Stored data:
..............................

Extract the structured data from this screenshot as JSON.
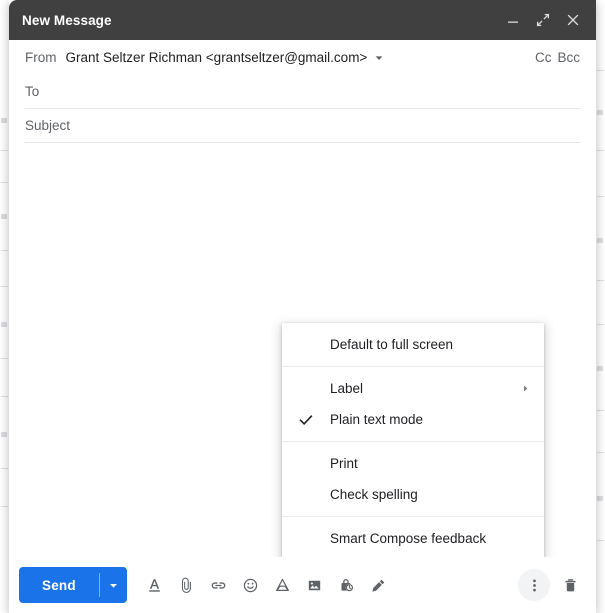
{
  "window": {
    "title": "New Message",
    "controls": [
      {
        "name": "minimize",
        "label": "Minimize",
        "icon": "minimize-icon"
      },
      {
        "name": "fullscreen",
        "label": "Full screen",
        "icon": "fullscreen-icon"
      },
      {
        "name": "close",
        "label": "Save & close",
        "icon": "close-icon"
      }
    ]
  },
  "fields": {
    "from_label": "From",
    "from_value": "Grant Seltzer Richman <grantseltzer@gmail.com>",
    "cc_label": "Cc",
    "bcc_label": "Bcc",
    "to_placeholder": "To",
    "to_value": "",
    "subject_placeholder": "Subject",
    "subject_value": "",
    "body_value": ""
  },
  "menu": {
    "groups": [
      {
        "items": [
          {
            "label": "Default to full screen",
            "checked": false,
            "submenu": false
          }
        ]
      },
      {
        "items": [
          {
            "label": "Label",
            "checked": false,
            "submenu": true
          },
          {
            "label": "Plain text mode",
            "checked": true,
            "submenu": false
          }
        ]
      },
      {
        "items": [
          {
            "label": "Print",
            "checked": false,
            "submenu": false
          },
          {
            "label": "Check spelling",
            "checked": false,
            "submenu": false
          }
        ]
      },
      {
        "items": [
          {
            "label": "Smart Compose feedback",
            "checked": false,
            "submenu": false
          }
        ]
      }
    ]
  },
  "toolbar": {
    "send_label": "Send",
    "send_dropdown_label": "More send options",
    "icons": [
      {
        "name": "format-text-icon",
        "label": "Formatting options"
      },
      {
        "name": "attach-file-icon",
        "label": "Attach files"
      },
      {
        "name": "insert-link-icon",
        "label": "Insert link"
      },
      {
        "name": "insert-emoji-icon",
        "label": "Insert emoji"
      },
      {
        "name": "insert-drive-icon",
        "label": "Insert files using Drive"
      },
      {
        "name": "insert-photo-icon",
        "label": "Insert photo"
      },
      {
        "name": "confidential-mode-icon",
        "label": "Toggle confidential mode"
      },
      {
        "name": "insert-signature-icon",
        "label": "Insert signature"
      }
    ],
    "more_options_label": "More options",
    "discard_label": "Discard draft"
  },
  "colors": {
    "header_bg": "#404040",
    "accent_blue": "#1a73e8",
    "icon_gray": "#5f6368",
    "text_dark": "#202124",
    "divider": "#e6e6e6"
  }
}
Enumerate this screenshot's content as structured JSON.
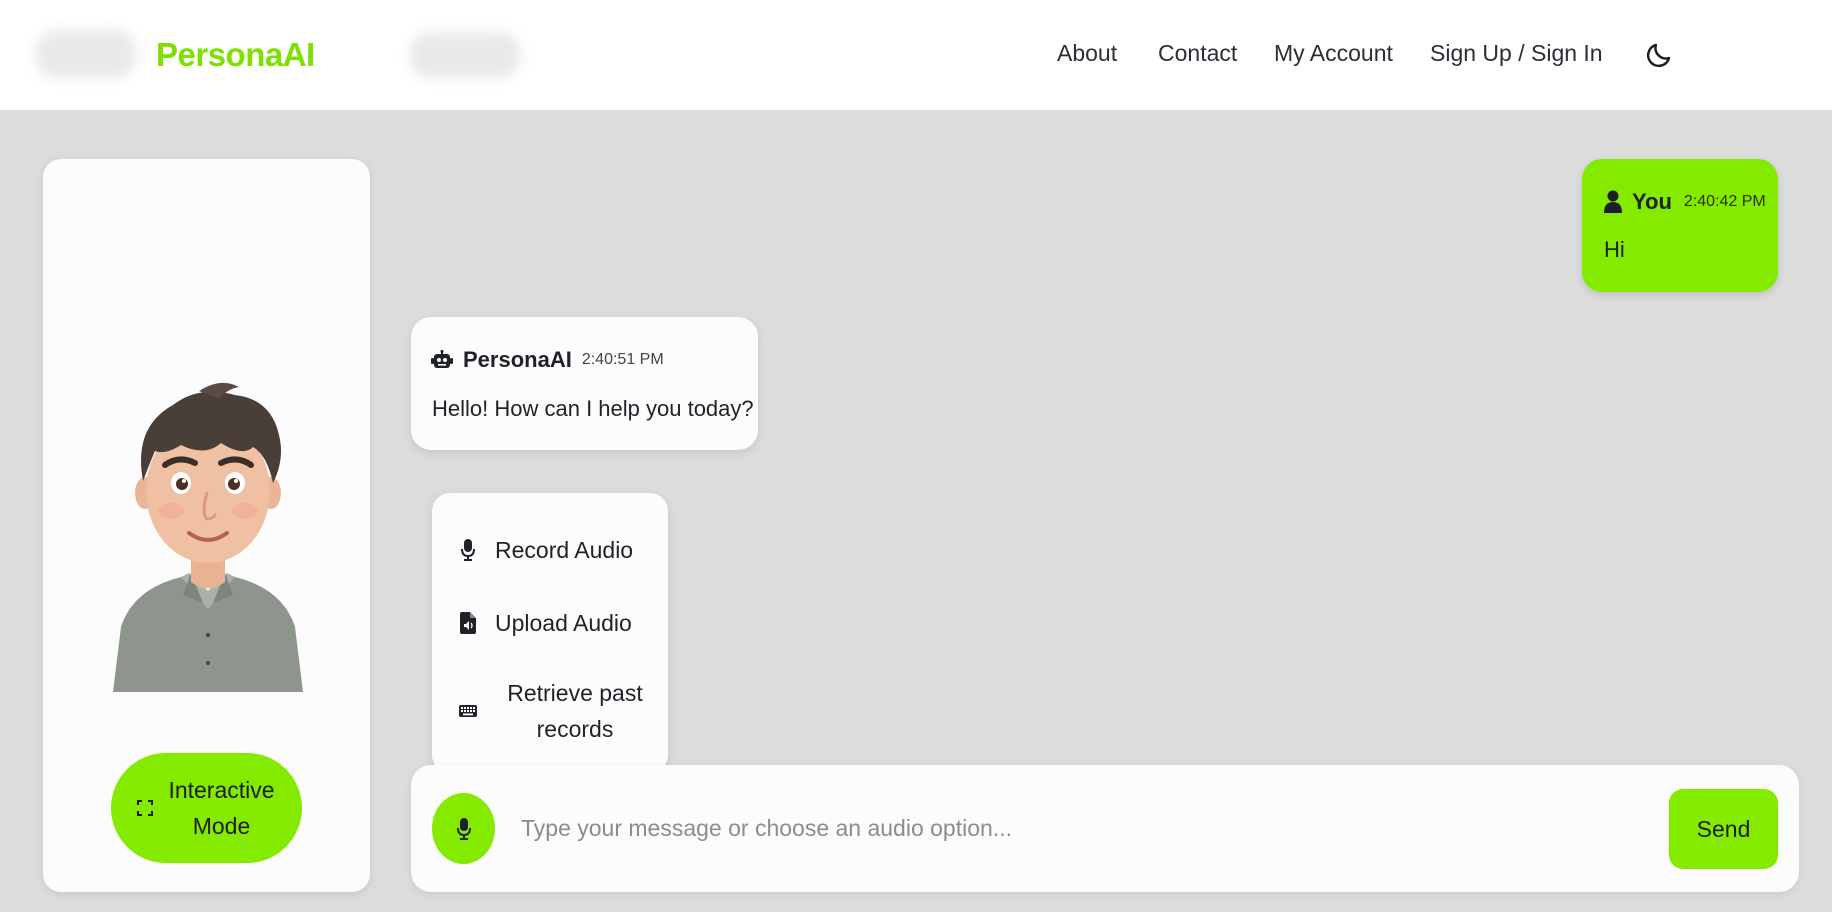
{
  "app": {
    "brand": "PersonaAI"
  },
  "nav": {
    "items": [
      {
        "label": "About"
      },
      {
        "label": "Contact"
      },
      {
        "label": "My Account"
      },
      {
        "label": "Sign Up / Sign In"
      }
    ],
    "theme_toggle_icon": "moon-icon"
  },
  "persona": {
    "avatar_icon": "persona-avatar",
    "interactive_mode_label": "Interactive\nMode",
    "interactive_mode_icon": "expand-icon"
  },
  "messages": [
    {
      "sender": "You",
      "time": "2:40:42 PM",
      "text": "Hi",
      "icon": "user-icon"
    },
    {
      "sender": "PersonaAI",
      "time": "2:40:51 PM",
      "text": "Hello! How can I help you today?",
      "icon": "robot-icon"
    }
  ],
  "audio_menu": {
    "items": [
      {
        "label": "Record Audio",
        "icon": "microphone-icon"
      },
      {
        "label": "Upload Audio",
        "icon": "audio-file-icon"
      },
      {
        "label": "Retrieve past\nrecords",
        "icon": "keyboard-icon"
      }
    ]
  },
  "composer": {
    "placeholder": "Type your message or choose an audio option...",
    "value": "",
    "send_label": "Send",
    "mic_icon": "microphone-icon"
  },
  "colors": {
    "accent": "#84ea00",
    "brand": "#7ee000",
    "page_bg": "#dcdcdc",
    "card_bg": "#fcfcfc"
  }
}
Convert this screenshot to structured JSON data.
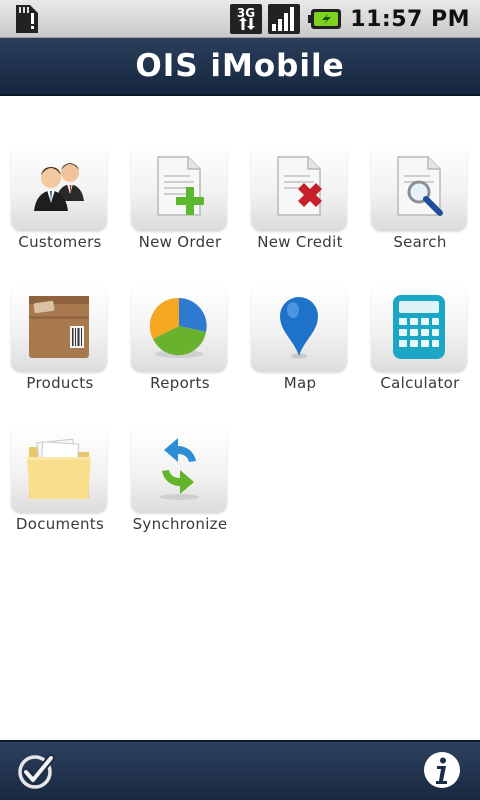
{
  "status_bar": {
    "time": "11:57 PM",
    "network_label": "3G",
    "icons": [
      "sd-card-alert-icon",
      "3g-data-icon",
      "signal-strength-icon",
      "battery-charging-icon"
    ]
  },
  "header": {
    "title": "OIS iMobile"
  },
  "menu": {
    "items": [
      {
        "label": "Customers",
        "icon": "customers-icon"
      },
      {
        "label": "New Order",
        "icon": "new-order-icon"
      },
      {
        "label": "New Credit",
        "icon": "new-credit-icon"
      },
      {
        "label": "Search",
        "icon": "search-icon"
      },
      {
        "label": "Products",
        "icon": "products-icon"
      },
      {
        "label": "Reports",
        "icon": "reports-icon"
      },
      {
        "label": "Map",
        "icon": "map-pin-icon"
      },
      {
        "label": "Calculator",
        "icon": "calculator-icon"
      },
      {
        "label": "Documents",
        "icon": "documents-icon"
      },
      {
        "label": "Synchronize",
        "icon": "synchronize-icon"
      }
    ]
  },
  "bottom_bar": {
    "left_icon": "checkmark-icon",
    "right_icon": "info-icon"
  },
  "colors": {
    "header_bg": "#1f3350",
    "title_text": "#ffffff",
    "label_text": "#3a3a3a"
  }
}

..............................

**What is being asked**
Tally up the lines in the records containing the word "this", then give the count and nothing else.

**The reply**
3